● Problem to work on
Reproduce the entries below verbatim, starting with the line containing "time-tick-label: Mon 6 — [765, 691, 799, 705]" and ending with the line containing "ma-100-label: 100 — [68, 555, 89, 569]", both included.

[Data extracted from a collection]

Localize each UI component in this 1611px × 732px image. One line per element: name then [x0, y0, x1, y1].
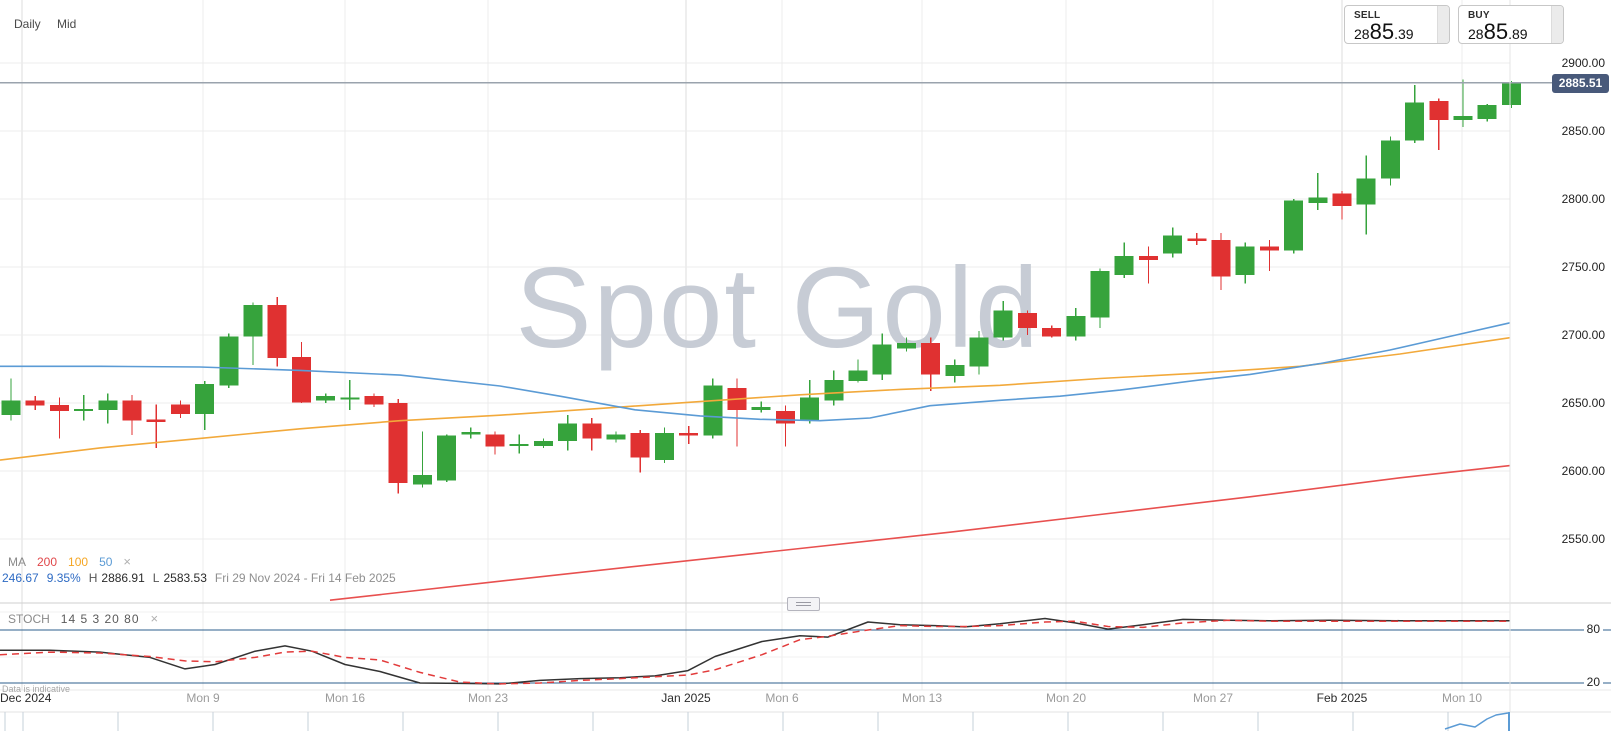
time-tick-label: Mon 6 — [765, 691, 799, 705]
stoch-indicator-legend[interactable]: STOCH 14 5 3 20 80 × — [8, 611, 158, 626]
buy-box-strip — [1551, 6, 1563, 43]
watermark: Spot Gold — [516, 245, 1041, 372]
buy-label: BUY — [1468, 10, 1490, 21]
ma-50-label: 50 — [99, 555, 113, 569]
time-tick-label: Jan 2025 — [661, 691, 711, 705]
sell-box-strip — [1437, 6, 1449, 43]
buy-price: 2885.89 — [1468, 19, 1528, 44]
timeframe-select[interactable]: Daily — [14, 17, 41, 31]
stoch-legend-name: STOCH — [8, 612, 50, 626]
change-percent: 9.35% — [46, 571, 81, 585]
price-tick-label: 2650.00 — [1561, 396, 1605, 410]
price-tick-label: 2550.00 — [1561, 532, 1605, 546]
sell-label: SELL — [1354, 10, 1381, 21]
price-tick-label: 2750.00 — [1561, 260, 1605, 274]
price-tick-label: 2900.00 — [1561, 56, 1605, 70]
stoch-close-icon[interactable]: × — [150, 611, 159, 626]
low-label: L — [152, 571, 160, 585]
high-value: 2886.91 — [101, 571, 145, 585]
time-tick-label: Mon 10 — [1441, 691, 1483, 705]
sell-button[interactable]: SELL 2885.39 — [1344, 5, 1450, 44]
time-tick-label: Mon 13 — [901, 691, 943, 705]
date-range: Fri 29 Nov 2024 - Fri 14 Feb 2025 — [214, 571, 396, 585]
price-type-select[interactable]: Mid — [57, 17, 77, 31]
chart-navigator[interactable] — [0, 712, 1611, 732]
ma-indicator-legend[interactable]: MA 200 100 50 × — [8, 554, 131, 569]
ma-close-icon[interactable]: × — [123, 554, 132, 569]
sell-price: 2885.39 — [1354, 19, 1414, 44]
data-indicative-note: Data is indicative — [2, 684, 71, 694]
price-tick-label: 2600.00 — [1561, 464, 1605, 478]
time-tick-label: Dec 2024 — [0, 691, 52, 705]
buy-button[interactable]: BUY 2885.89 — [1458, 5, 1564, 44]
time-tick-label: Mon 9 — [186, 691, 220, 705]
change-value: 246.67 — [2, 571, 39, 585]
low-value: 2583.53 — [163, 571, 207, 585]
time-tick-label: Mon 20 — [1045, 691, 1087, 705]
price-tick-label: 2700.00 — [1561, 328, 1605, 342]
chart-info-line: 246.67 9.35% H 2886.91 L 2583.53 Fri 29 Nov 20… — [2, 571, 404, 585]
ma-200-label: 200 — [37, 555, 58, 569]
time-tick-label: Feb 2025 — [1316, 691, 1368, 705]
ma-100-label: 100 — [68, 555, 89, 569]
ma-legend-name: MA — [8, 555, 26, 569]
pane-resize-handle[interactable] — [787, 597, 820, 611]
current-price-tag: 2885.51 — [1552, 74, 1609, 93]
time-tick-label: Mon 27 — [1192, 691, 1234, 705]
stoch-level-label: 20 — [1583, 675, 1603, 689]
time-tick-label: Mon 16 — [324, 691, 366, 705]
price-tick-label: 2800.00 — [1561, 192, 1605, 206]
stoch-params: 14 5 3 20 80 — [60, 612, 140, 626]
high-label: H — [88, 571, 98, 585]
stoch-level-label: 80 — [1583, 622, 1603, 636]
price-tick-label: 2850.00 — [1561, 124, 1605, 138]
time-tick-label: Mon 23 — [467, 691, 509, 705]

● Reply
time-tick-label: Mon 6 — [765, 691, 799, 705]
stoch-indicator-legend[interactable]: STOCH 14 5 3 20 80 × — [8, 611, 158, 626]
buy-box-strip — [1551, 6, 1563, 43]
watermark: Spot Gold — [516, 245, 1041, 372]
buy-label: BUY — [1468, 10, 1490, 21]
ma-50-label: 50 — [99, 555, 113, 569]
time-tick-label: Jan 2025 — [661, 691, 711, 705]
sell-box-strip — [1437, 6, 1449, 43]
buy-price: 2885.89 — [1468, 19, 1528, 44]
timeframe-select[interactable]: Daily — [14, 17, 41, 31]
stoch-legend-name: STOCH — [8, 612, 50, 626]
change-percent: 9.35% — [46, 571, 81, 585]
price-tick-label: 2650.00 — [1561, 396, 1605, 410]
price-tick-label: 2550.00 — [1561, 532, 1605, 546]
sell-label: SELL — [1354, 10, 1381, 21]
price-tick-label: 2750.00 — [1561, 260, 1605, 274]
price-tick-label: 2900.00 — [1561, 56, 1605, 70]
stoch-close-icon[interactable]: × — [150, 611, 159, 626]
low-label: L — [152, 571, 160, 585]
high-value: 2886.91 — [101, 571, 145, 585]
time-tick-label: Mon 10 — [1441, 691, 1483, 705]
sell-button[interactable]: SELL 2885.39 — [1344, 5, 1450, 44]
time-tick-label: Mon 13 — [901, 691, 943, 705]
date-range: Fri 29 Nov 2024 - Fri 14 Feb 2025 — [214, 571, 396, 585]
price-type-select[interactable]: Mid — [57, 17, 77, 31]
chart-navigator[interactable] — [0, 712, 1611, 732]
ma-indicator-legend[interactable]: MA 200 100 50 × — [8, 554, 131, 569]
ma-close-icon[interactable]: × — [123, 554, 132, 569]
sell-price: 2885.39 — [1354, 19, 1414, 44]
data-indicative-note: Data is indicative — [2, 684, 71, 694]
price-tick-label: 2600.00 — [1561, 464, 1605, 478]
time-tick-label: Dec 2024 — [0, 691, 52, 705]
buy-button[interactable]: BUY 2885.89 — [1458, 5, 1564, 44]
time-tick-label: Mon 9 — [186, 691, 220, 705]
change-value: 246.67 — [2, 571, 39, 585]
low-value: 2583.53 — [163, 571, 207, 585]
time-tick-label: Mon 20 — [1045, 691, 1087, 705]
price-tick-label: 2700.00 — [1561, 328, 1605, 342]
chart-info-line: 246.67 9.35% H 2886.91 L 2583.53 Fri 29 Nov 20… — [2, 571, 404, 585]
ma-200-label: 200 — [37, 555, 58, 569]
time-tick-label: Feb 2025 — [1316, 691, 1368, 705]
ma-100-label: 100 — [68, 555, 89, 569]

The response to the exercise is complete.